DATASET ROWS:
────────
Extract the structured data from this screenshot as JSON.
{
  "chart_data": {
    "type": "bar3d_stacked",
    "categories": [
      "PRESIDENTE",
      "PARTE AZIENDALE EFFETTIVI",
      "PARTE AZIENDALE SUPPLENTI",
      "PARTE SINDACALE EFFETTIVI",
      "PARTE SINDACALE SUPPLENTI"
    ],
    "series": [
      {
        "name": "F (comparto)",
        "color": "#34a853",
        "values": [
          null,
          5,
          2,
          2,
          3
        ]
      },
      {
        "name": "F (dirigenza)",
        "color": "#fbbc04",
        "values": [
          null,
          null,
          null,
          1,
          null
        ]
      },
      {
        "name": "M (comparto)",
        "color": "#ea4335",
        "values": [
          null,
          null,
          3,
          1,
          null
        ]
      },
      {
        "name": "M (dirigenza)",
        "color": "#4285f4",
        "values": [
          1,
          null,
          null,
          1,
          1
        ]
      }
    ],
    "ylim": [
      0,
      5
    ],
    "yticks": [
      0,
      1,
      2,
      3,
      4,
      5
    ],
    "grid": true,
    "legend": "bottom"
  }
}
────────
PROBLEM STATEMENT: Return each line of the data exactly as written above.

EXPECTED ANSWER:
Extract the structured data from this screenshot as JSON.
{
  "chart_data": {
    "type": "bar3d_stacked",
    "categories": [
      "PRESIDENTE",
      "PARTE AZIENDALE EFFETTIVI",
      "PARTE AZIENDALE SUPPLENTI",
      "PARTE SINDACALE EFFETTIVI",
      "PARTE SINDACALE SUPPLENTI"
    ],
    "series": [
      {
        "name": "F (comparto)",
        "color": "#34a853",
        "values": [
          null,
          5,
          2,
          2,
          3
        ]
      },
      {
        "name": "F (dirigenza)",
        "color": "#fbbc04",
        "values": [
          null,
          null,
          null,
          1,
          null
        ]
      },
      {
        "name": "M (comparto)",
        "color": "#ea4335",
        "values": [
          null,
          null,
          3,
          1,
          null
        ]
      },
      {
        "name": "M (dirigenza)",
        "color": "#4285f4",
        "values": [
          1,
          null,
          null,
          1,
          1
        ]
      }
    ],
    "ylim": [
      0,
      5
    ],
    "yticks": [
      0,
      1,
      2,
      3,
      4,
      5
    ],
    "grid": true,
    "legend": "bottom"
  }
}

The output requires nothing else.